**What you will do**
All of the records listed below should be retyped exactly.

Figure record extracts:

↓

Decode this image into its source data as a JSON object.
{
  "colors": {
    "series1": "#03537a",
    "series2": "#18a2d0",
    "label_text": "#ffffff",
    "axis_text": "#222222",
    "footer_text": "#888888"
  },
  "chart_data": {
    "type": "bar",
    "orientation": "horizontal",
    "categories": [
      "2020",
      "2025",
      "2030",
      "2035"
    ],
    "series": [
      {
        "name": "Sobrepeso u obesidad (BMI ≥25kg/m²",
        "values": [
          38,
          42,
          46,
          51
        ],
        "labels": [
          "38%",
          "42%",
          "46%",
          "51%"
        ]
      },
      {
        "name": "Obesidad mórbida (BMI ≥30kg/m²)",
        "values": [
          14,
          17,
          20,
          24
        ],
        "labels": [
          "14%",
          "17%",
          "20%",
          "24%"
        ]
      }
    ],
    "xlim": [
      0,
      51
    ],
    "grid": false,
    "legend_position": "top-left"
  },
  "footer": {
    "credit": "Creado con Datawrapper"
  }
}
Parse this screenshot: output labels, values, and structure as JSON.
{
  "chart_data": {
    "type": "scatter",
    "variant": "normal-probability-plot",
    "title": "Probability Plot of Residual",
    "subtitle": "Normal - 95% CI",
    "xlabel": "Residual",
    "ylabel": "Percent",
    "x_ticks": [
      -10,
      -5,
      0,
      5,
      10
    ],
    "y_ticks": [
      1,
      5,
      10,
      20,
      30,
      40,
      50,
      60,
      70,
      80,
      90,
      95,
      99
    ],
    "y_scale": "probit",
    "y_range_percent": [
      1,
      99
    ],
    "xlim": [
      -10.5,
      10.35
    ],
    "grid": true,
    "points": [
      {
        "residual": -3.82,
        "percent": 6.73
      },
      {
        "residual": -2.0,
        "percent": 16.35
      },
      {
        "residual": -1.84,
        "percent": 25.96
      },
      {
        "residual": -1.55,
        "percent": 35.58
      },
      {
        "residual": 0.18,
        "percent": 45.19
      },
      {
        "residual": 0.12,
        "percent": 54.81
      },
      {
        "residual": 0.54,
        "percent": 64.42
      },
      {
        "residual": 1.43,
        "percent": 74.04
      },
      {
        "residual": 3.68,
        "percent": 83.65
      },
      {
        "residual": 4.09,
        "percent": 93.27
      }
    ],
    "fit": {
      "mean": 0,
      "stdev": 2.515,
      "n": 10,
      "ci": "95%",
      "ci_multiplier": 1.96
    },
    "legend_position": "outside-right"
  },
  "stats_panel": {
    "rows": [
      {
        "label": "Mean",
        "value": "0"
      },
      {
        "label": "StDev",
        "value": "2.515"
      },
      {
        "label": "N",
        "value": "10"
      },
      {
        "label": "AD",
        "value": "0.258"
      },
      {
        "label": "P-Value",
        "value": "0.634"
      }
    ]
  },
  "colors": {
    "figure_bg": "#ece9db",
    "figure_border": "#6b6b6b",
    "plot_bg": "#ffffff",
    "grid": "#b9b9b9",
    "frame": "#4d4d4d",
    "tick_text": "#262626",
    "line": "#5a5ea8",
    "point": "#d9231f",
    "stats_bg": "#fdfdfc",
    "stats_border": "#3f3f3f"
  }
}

↑

**Written solution**
Decode this image into its source data as a JSON object.
{
  "colors": {
    "series1": "#03537a",
    "series2": "#18a2d0",
    "label_text": "#ffffff",
    "axis_text": "#222222",
    "footer_text": "#888888"
  },
  "chart_data": {
    "type": "bar",
    "orientation": "horizontal",
    "categories": [
      "2020",
      "2025",
      "2030",
      "2035"
    ],
    "series": [
      {
        "name": "Sobrepeso u obesidad (BMI ≥25kg/m²",
        "values": [
          38,
          42,
          46,
          51
        ],
        "labels": [
          "38%",
          "42%",
          "46%",
          "51%"
        ]
      },
      {
        "name": "Obesidad mórbida (BMI ≥30kg/m²)",
        "values": [
          14,
          17,
          20,
          24
        ],
        "labels": [
          "14%",
          "17%",
          "20%",
          "24%"
        ]
      }
    ],
    "xlim": [
      0,
      51
    ],
    "grid": false,
    "legend_position": "top-left"
  },
  "footer": {
    "credit": "Creado con Datawrapper"
  }
}
Parse this screenshot: output labels, values, and structure as JSON.
{
  "chart_data": {
    "type": "scatter",
    "variant": "normal-probability-plot",
    "title": "Probability Plot of Residual",
    "subtitle": "Normal - 95% CI",
    "xlabel": "Residual",
    "ylabel": "Percent",
    "x_ticks": [
      -10,
      -5,
      0,
      5,
      10
    ],
    "y_ticks": [
      1,
      5,
      10,
      20,
      30,
      40,
      50,
      60,
      70,
      80,
      90,
      95,
      99
    ],
    "y_scale": "probit",
    "y_range_percent": [
      1,
      99
    ],
    "xlim": [
      -10.5,
      10.35
    ],
    "grid": true,
    "points": [
      {
        "residual": -3.82,
        "percent": 6.73
      },
      {
        "residual": -2.0,
        "percent": 16.35
      },
      {
        "residual": -1.84,
        "percent": 25.96
      },
      {
        "residual": -1.55,
        "percent": 35.58
      },
      {
        "residual": 0.18,
        "percent": 45.19
      },
      {
        "residual": 0.12,
        "percent": 54.81
      },
      {
        "residual": 0.54,
        "percent": 64.42
      },
      {
        "residual": 1.43,
        "percent": 74.04
      },
      {
        "residual": 3.68,
        "percent": 83.65
      },
      {
        "residual": 4.09,
        "percent": 93.27
      }
    ],
    "fit": {
      "mean": 0,
      "stdev": 2.515,
      "n": 10,
      "ci": "95%",
      "ci_multiplier": 1.96
    },
    "legend_position": "outside-right"
  },
  "stats_panel": {
    "rows": [
      {
        "label": "Mean",
        "value": "0"
      },
      {
        "label": "StDev",
        "value": "2.515"
      },
      {
        "label": "N",
        "value": "10"
      },
      {
        "label": "AD",
        "value": "0.258"
      },
      {
        "label": "P-Value",
        "value": "0.634"
      }
    ]
  },
  "colors": {
    "figure_bg": "#ece9db",
    "figure_border": "#6b6b6b",
    "plot_bg": "#ffffff",
    "grid": "#b9b9b9",
    "frame": "#4d4d4d",
    "tick_text": "#262626",
    "line": "#5a5ea8",
    "point": "#d9231f",
    "stats_bg": "#fdfdfc",
    "stats_border": "#3f3f3f"
  }
}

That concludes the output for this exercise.